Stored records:
-- begin --

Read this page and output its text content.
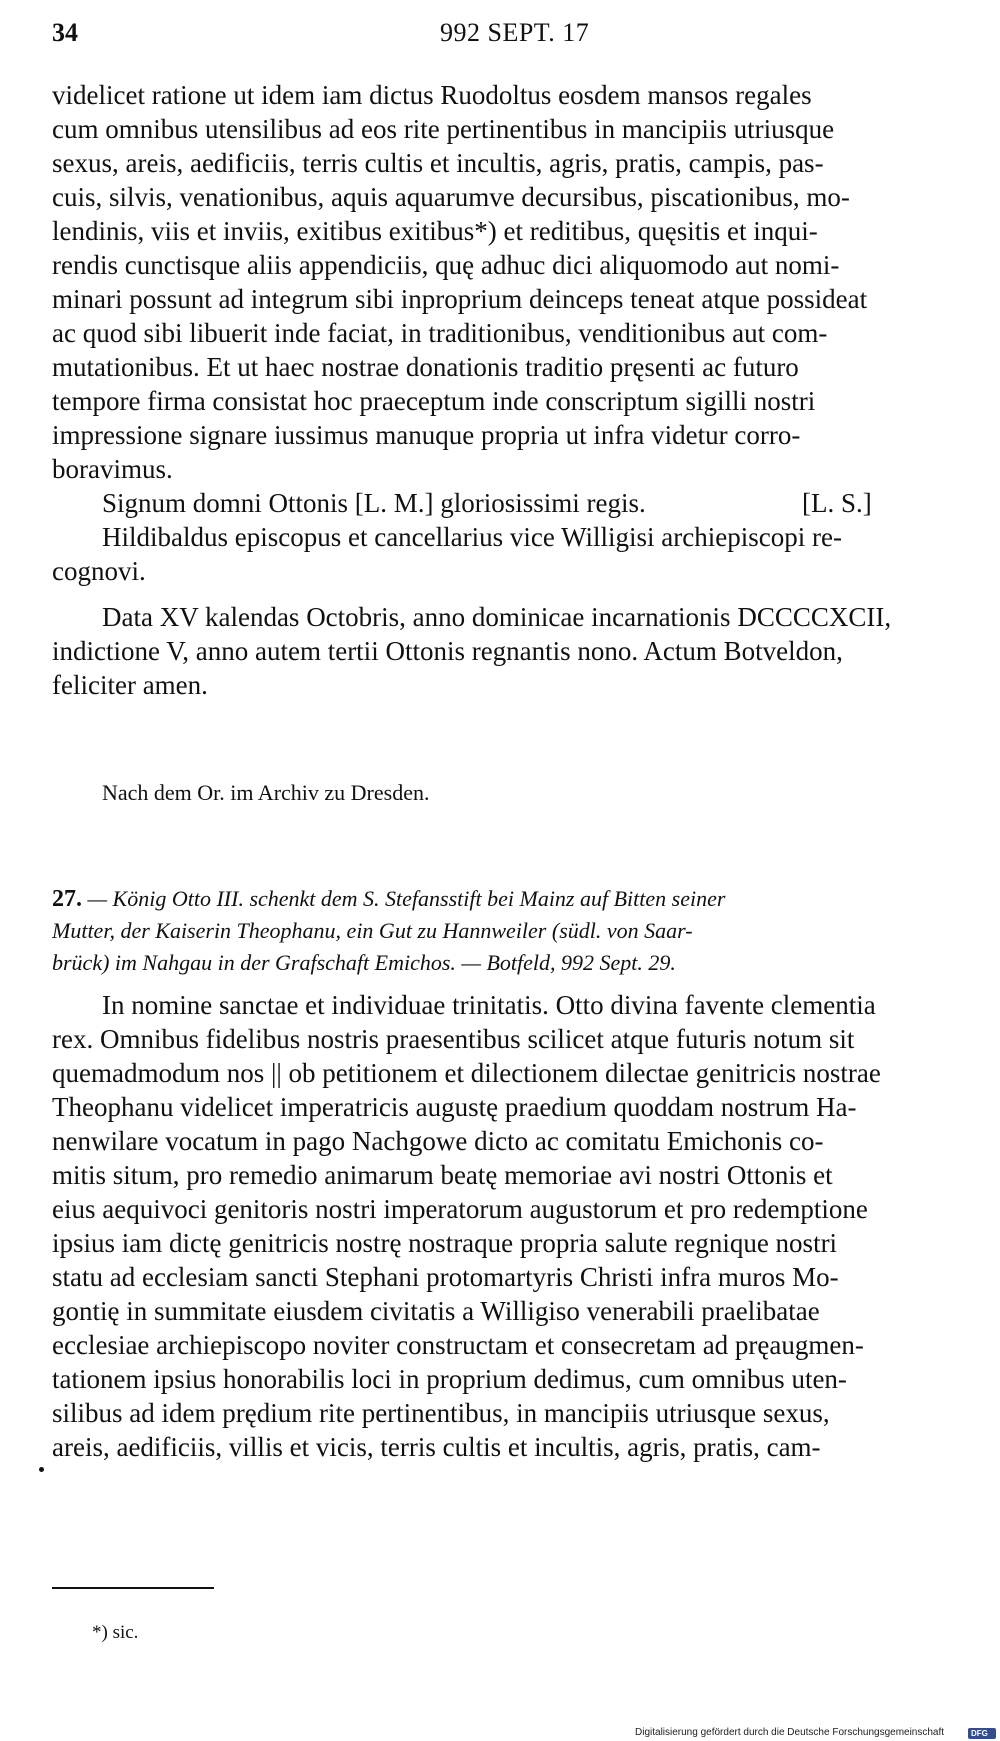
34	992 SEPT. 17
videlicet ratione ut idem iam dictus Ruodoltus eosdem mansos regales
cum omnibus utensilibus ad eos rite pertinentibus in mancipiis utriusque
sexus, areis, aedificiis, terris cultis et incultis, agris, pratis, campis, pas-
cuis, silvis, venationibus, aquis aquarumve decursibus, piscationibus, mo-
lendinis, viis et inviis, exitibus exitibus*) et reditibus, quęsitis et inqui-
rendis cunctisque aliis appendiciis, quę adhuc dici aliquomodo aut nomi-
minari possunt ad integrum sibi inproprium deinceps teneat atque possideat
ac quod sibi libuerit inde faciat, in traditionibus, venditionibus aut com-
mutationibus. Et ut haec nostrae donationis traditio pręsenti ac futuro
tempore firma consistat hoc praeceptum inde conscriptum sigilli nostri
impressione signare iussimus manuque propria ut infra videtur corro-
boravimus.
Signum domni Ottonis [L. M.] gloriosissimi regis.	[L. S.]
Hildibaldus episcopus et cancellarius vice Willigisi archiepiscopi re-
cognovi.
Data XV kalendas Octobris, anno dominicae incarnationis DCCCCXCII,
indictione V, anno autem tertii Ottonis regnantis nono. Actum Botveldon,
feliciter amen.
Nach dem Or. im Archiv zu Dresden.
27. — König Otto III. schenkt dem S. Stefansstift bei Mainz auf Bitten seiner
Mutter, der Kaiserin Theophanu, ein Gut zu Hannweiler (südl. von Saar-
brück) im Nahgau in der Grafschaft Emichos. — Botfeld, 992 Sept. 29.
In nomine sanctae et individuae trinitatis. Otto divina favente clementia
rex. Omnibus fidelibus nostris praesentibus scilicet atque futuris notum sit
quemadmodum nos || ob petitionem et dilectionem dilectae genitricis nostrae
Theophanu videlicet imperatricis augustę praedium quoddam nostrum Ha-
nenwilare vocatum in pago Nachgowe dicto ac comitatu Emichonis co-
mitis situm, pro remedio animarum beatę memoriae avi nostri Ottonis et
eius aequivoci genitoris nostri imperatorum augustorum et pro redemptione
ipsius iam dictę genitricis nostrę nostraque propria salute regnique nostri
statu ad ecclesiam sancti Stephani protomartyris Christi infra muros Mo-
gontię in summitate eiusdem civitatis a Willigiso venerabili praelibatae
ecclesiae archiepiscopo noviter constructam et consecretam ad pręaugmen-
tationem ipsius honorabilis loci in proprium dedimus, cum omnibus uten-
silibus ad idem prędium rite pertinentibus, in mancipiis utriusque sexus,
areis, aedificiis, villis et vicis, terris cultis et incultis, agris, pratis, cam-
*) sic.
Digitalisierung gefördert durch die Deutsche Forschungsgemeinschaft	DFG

-- end --
-- begin --

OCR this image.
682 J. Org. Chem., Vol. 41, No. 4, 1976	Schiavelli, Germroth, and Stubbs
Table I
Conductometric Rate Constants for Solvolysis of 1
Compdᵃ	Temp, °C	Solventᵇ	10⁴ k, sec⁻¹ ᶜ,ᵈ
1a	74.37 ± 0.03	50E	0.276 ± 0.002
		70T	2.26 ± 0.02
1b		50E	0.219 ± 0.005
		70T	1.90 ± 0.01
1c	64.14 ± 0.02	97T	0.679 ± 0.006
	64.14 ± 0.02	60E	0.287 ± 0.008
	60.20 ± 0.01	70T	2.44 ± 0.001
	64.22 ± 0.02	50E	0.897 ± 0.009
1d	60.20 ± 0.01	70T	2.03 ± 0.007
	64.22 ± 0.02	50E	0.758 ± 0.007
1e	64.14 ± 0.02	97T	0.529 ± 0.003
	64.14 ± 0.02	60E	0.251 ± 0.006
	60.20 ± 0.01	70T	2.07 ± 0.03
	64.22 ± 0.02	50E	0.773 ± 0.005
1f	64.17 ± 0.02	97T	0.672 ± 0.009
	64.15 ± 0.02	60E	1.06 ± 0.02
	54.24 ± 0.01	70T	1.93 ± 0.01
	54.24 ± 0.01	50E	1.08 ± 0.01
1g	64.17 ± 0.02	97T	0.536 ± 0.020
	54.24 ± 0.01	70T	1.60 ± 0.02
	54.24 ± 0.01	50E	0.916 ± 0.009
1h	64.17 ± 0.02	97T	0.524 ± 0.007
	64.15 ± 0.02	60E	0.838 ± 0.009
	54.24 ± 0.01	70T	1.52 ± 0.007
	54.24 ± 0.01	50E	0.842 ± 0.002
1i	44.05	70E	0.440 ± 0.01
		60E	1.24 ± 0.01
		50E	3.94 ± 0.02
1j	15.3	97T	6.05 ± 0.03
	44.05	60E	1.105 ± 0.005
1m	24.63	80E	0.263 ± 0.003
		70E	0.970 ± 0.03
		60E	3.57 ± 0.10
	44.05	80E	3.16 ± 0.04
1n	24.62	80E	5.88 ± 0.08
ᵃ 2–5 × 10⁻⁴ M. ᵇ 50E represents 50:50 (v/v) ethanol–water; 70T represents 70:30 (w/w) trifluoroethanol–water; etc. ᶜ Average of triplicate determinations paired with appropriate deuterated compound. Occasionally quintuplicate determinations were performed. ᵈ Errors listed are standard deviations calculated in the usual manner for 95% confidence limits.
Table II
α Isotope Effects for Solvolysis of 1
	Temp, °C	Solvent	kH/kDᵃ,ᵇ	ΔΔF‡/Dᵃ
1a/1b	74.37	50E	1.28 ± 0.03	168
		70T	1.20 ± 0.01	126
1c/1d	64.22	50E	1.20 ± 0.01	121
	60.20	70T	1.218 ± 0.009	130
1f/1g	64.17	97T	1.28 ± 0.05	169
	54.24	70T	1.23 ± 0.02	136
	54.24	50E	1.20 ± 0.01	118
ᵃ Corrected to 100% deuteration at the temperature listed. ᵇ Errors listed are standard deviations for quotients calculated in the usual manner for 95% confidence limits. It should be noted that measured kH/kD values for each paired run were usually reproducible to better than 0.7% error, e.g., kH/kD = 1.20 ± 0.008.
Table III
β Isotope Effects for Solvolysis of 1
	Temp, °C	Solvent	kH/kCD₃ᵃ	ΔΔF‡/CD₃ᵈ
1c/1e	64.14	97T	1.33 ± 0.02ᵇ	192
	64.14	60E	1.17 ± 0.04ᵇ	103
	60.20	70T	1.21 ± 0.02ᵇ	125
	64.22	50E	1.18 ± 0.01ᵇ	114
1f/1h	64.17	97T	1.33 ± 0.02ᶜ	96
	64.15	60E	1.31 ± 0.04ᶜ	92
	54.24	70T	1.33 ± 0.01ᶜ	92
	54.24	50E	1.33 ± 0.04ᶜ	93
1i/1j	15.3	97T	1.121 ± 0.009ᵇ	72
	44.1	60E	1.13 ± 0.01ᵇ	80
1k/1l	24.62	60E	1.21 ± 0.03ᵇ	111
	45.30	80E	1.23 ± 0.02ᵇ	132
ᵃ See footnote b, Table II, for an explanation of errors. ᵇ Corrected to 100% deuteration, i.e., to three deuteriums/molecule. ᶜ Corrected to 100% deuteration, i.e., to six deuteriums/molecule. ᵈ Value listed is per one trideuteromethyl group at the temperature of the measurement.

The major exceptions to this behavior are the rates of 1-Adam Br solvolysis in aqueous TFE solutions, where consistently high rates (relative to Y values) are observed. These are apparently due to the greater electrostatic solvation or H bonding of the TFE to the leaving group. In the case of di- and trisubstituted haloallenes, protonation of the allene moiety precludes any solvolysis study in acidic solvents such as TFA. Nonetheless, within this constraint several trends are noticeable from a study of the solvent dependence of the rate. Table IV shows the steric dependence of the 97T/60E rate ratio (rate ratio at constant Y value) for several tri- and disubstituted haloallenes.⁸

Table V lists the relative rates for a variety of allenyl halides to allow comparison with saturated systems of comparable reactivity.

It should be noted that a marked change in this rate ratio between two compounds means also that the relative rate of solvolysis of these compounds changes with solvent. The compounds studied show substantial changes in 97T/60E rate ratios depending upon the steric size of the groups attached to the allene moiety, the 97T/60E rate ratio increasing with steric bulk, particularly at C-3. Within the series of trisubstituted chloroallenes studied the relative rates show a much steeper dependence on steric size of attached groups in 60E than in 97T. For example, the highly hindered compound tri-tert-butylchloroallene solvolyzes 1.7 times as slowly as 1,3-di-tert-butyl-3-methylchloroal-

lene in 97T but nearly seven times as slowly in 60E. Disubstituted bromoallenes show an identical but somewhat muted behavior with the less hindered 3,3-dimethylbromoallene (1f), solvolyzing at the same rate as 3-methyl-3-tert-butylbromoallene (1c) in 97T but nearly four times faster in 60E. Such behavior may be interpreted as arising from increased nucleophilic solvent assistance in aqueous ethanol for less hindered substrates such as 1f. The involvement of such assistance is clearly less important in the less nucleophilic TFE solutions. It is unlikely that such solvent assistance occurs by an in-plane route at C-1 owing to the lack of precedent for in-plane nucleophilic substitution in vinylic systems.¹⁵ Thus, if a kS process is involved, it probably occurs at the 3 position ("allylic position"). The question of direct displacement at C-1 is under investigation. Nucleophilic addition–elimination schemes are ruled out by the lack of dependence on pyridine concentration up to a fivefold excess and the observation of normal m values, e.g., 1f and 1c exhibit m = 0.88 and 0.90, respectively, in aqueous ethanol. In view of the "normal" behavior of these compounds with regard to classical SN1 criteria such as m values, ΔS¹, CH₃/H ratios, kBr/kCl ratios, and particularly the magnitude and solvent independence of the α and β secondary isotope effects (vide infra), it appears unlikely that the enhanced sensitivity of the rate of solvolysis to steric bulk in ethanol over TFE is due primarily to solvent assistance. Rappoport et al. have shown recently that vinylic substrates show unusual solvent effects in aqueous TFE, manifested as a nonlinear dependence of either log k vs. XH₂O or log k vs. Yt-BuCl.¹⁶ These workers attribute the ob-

-- end --

#### What you have to do:
Display every line of the listing that contains the string "nostrae".

#### Solved exercise:
mutationibus. Et ut haec nostrae donationis traditio pręsenti ac futuro
quemadmodum nos || ob petitionem et dilectionem dilectae genitricis nostrae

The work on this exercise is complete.